### [À FAIRE]
Reproduisez à l'identique le passage du texte sur les lauréats qui commence par les mots « Les lauréats » et se termine par « Torres (Porto Rico). ».

Les lauréats
Le jury a retenu quatre projets : Couleur Nature par Vanderveken, Architecture + Paysage (Saint-Lambert, Québec) ; Future Drifts par Julia Lines Wilson (États-Unis) ; Rue Liereman / Organ Man Street par Pioniersplanters (Belgique) ; Superstrata par mat-on (Italie).
Le jury a également décerné une mention spéciale à trois projets : Welcome, Yellow Bricks Garden par Azzurra Brugiotti (Italie) ; En Équilibre par Sonia et Natalia Dacko (Espagne) ; Aguas par Jomarly Cruz Galarza et Virgen Berrios Torres (Porto Rico).
Couleur Nature par Vanderveken, Architecture + Paysage (Saint-Lambert, Québec) – Photos : Festival international de jardins et NEUF architect(e)s
Couleur Nature propose une réflexion par l’étrange sur la position du jardin dans notre société en confrontant les grands schèmes de la pelouse utilitaire et de nos dispositifs de loisirs individuels (à indices social et écologique pauvres) au jardin contemplatif (à indices réflexif et écologique élevés). Il n’est pas ici question de confronter la nature à la culture ou le naturel à l’artificiel, mais de juxtaposer ces deux visions du jardin pour démontrer l’absurdité d’une monoculture dominante qui, de manière générale, ne sert aucune utilité, si ce n’est de permettre à l’humain d’éprouver une vive satisfaction à arroser et à tondre sa pelouse ainsi qu’à remplir sa piscine dans un cycle perpétuel qui contribue au déclin graduel de la biodiversité.

### [DONNÉES FOURNIES]
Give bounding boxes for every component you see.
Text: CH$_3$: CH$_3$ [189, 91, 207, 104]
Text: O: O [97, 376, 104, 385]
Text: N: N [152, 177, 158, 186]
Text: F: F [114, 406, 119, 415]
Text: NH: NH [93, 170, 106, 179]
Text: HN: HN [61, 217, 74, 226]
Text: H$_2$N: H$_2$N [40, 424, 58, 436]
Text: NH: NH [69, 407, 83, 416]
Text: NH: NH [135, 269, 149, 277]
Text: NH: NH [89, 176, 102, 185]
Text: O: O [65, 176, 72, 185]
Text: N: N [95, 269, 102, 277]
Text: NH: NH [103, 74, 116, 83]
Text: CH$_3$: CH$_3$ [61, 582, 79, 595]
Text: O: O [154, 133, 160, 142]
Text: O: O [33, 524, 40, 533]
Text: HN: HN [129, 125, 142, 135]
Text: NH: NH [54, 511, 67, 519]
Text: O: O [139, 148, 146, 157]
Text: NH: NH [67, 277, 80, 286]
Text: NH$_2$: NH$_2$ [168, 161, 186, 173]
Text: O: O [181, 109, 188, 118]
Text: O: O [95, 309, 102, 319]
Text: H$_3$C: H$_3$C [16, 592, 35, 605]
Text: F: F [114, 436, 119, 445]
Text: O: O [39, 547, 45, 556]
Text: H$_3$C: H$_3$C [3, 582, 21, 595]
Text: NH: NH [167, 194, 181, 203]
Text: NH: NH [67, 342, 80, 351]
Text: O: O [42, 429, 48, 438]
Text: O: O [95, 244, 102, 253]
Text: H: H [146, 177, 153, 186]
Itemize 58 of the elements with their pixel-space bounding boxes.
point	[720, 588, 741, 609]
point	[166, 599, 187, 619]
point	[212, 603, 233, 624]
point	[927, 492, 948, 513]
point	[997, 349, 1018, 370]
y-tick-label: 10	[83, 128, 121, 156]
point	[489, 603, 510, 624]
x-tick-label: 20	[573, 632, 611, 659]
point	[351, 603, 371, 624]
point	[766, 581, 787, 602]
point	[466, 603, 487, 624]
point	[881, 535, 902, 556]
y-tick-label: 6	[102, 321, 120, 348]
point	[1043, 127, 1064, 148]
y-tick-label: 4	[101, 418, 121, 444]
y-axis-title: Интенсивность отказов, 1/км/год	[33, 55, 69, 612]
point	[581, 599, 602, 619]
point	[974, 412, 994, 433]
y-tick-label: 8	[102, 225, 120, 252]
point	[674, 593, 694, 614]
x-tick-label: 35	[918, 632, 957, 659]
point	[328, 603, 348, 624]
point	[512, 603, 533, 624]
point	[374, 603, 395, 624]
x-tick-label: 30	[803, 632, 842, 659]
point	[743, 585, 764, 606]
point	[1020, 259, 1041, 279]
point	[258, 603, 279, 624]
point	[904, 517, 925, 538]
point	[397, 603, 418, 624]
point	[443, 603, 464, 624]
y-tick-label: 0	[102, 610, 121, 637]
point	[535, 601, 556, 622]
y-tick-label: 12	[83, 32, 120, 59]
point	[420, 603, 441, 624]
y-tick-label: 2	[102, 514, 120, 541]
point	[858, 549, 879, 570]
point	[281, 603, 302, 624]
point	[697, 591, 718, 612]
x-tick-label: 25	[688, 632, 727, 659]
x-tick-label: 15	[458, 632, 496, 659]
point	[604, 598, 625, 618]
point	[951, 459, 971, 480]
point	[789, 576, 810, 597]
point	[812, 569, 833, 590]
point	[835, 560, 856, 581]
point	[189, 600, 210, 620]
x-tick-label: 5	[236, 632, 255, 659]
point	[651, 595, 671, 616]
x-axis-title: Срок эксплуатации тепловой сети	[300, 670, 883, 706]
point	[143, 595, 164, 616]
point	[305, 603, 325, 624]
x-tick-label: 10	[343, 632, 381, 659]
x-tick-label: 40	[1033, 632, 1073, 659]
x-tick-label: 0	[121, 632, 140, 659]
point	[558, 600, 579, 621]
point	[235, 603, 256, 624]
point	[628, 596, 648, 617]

### [SOLUTION PROPOSÉE]
Les lauréats
Le jury a retenu quatre projets : Couleur Nature par Vanderveken, Architecture + Paysage (Saint-Lambert, Québec) ; Future Drifts par Julia Lines Wilson (États-Unis) ; Rue Liereman / Organ Man Street par Pioniersplanters (Belgique) ; Superstrata par mat-on (Italie).
Le jury a également décerné une mention spéciale à trois projets : Welcome, Yellow Bricks Garden par Azzurra Brugiotti (Italie) ; En Équilibre par Sonia et Natalia Dacko (Espagne) ; Aguas par Jomarly Cruz Galarza et Virgen Berrios Torres (Porto Rico).